What the task asks:
Reproduce the whole listing, character for character.

Information shown:
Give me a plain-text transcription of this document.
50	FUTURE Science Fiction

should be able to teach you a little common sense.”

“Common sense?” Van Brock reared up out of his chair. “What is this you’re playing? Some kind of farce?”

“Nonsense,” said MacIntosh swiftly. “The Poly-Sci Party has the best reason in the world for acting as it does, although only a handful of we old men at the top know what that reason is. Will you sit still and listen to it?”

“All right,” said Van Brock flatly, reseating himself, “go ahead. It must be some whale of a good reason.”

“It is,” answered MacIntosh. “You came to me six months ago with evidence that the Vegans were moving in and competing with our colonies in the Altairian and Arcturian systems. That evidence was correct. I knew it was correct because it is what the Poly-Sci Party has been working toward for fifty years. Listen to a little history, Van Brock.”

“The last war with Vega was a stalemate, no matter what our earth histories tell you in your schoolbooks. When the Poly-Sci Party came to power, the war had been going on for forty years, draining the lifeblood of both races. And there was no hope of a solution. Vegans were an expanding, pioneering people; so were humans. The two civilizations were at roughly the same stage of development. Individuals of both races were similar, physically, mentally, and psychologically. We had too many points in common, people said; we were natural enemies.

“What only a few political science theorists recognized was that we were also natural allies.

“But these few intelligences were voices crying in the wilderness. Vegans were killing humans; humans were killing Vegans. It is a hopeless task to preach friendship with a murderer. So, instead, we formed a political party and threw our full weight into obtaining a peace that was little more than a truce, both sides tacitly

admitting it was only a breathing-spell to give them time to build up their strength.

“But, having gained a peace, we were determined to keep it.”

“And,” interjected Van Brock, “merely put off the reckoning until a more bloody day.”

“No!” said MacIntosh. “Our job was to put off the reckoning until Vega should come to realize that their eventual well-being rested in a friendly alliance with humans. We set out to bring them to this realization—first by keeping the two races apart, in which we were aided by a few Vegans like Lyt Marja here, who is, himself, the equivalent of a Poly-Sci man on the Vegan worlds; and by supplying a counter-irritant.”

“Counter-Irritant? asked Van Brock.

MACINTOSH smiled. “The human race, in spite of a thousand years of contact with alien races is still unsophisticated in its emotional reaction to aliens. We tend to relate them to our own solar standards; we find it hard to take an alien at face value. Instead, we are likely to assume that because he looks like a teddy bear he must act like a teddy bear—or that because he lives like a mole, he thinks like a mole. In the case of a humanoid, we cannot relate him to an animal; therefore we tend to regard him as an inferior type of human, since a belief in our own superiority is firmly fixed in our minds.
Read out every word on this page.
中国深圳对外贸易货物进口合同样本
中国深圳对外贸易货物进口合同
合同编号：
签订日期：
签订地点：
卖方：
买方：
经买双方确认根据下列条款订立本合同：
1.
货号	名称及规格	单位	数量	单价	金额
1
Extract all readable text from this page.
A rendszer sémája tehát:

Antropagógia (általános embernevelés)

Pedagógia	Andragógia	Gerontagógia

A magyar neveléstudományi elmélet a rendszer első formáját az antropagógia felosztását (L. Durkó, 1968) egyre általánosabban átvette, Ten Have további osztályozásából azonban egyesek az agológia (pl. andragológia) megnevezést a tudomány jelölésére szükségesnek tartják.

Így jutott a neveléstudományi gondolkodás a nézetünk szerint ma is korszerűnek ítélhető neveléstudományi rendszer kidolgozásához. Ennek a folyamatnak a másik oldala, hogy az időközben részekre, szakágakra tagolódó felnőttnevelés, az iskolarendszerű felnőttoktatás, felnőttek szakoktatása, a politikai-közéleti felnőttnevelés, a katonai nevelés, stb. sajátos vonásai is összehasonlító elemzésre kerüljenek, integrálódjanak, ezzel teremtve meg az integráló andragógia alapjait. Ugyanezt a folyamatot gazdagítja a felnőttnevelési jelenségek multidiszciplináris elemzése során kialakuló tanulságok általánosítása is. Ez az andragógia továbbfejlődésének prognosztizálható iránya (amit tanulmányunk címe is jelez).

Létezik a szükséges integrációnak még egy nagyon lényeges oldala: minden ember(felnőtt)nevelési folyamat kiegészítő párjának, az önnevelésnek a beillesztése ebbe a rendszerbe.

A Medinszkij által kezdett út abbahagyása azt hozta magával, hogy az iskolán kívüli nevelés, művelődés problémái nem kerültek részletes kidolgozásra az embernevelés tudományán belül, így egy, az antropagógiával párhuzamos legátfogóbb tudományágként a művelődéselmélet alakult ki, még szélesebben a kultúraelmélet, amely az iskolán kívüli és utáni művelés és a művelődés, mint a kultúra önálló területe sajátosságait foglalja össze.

Complete response:
Give me a plain-text transcription of this document.
50	FUTURE Science Fiction

should be able to teach you a little common sense.”

“Common sense?” Van Brock reared up out of his chair. “What is this you’re playing? Some kind of farce?”

“Nonsense,” said MacIntosh swiftly. “The Poly-Sci Party has the best reason in the world for acting as it does, although only a handful of we old men at the top know what that reason is. Will you sit still and listen to it?”

“All right,” said Van Brock flatly, reseating himself, “go ahead. It must be some whale of a good reason.”

“It is,” answered MacIntosh. “You came to me six months ago with evidence that the Vegans were moving in and competing with our colonies in the Altairian and Arcturian systems. That evidence was correct. I knew it was correct because it is what the Poly-Sci Party has been working toward for fifty years. Listen to a little history, Van Brock.”

“The last war with Vega was a stalemate, no matter what our earth histories tell you in your schoolbooks. When the Poly-Sci Party came to power, the war had been going on for forty years, draining the lifeblood of both races. And there was no hope of a solution. Vegans were an expanding, pioneering people; so were humans. The two civilizations were at roughly the same stage of development. Individuals of both races were similar, physically, mentally, and psychologically. We had too many points in common, people said; we were natural enemies.

“What only a few political science theorists recognized was that we were also natural allies.

“But these few intelligences were voices crying in the wilderness. Vegans were killing humans; humans were killing Vegans. It is a hopeless task to preach friendship with a murderer. So, instead, we formed a political party and threw our full weight into obtaining a peace that was little more than a truce, both sides tacitly

admitting it was only a breathing-spell to give them time to build up their strength.

“But, having gained a peace, we were determined to keep it.”

“And,” interjected Van Brock, “merely put off the reckoning until a more bloody day.”

“No!” said MacIntosh. “Our job was to put off the reckoning until Vega should come to realize that their eventual well-being rested in a friendly alliance with humans. We set out to bring them to this realization—first by keeping the two races apart, in which we were aided by a few Vegans like Lyt Marja here, who is, himself, the equivalent of a Poly-Sci man on the Vegan worlds; and by supplying a counter-irritant.”

“Counter-Irritant? asked Van Brock.

MACINTOSH smiled. “The human race, in spite of a thousand years of contact with alien races is still unsophisticated in its emotional reaction to aliens. We tend to relate them to our own solar standards; we find it hard to take an alien at face value. Instead, we are likely to assume that because he looks like a teddy bear he must act like a teddy bear—or that because he lives like a mole, he thinks like a mole. In the case of a humanoid, we cannot relate him to an animal; therefore we tend to regard him as an inferior type of human, since a belief in our own superiority is firmly fixed in our minds.
Read out every word on this page.
中国深圳对外贸易货物进口合同样本
中国深圳对外贸易货物进口合同
合同编号：
签订日期：
签订地点：
卖方：
买方：
经买双方确认根据下列条款订立本合同：
1.
货号	名称及规格	单位	数量	单价	金额
1
Extract all readable text from this page.
A rendszer sémája tehát:

Antropagógia (általános embernevelés)

Pedagógia	Andragógia	Gerontagógia

A magyar neveléstudományi elmélet a rendszer első formáját az antropagógia felosztását (L. Durkó, 1968) egyre általánosabban átvette, Ten Have további osztályozásából azonban egyesek az agológia (pl. andragológia) megnevezést a tudomány jelölésére szükségesnek tartják.

Így jutott a neveléstudományi gondolkodás a nézetünk szerint ma is korszerűnek ítélhető neveléstudományi rendszer kidolgozásához. Ennek a folyamatnak a másik oldala, hogy az időközben részekre, szakágakra tagolódó felnőttnevelés, az iskolarendszerű felnőttoktatás, felnőttek szakoktatása, a politikai-közéleti felnőttnevelés, a katonai nevelés, stb. sajátos vonásai is összehasonlító elemzésre kerüljenek, integrálódjanak, ezzel teremtve meg az integráló andragógia alapjait. Ugyanezt a folyamatot gazdagítja a felnőttnevelési jelenségek multidiszciplináris elemzése során kialakuló tanulságok általánosítása is. Ez az andragógia továbbfejlődésének prognosztizálható iránya (amit tanulmányunk címe is jelez).

Létezik a szükséges integrációnak még egy nagyon lényeges oldala: minden ember(felnőtt)nevelési folyamat kiegészítő párjának, az önnevelésnek a beillesztése ebbe a rendszerbe.

A Medinszkij által kezdett út abbahagyása azt hozta magával, hogy az iskolán kívüli nevelés, művelődés problémái nem kerültek részletes kidolgozásra az embernevelés tudományán belül, így egy, az antropagógiával párhuzamos legátfogóbb tudományágként a művelődéselmélet alakult ki, még szélesebben a kultúraelmélet, amely az iskolán kívüli és utáni művelés és a művelődés, mint a kultúra önálló területe sajátosságait foglalja össze.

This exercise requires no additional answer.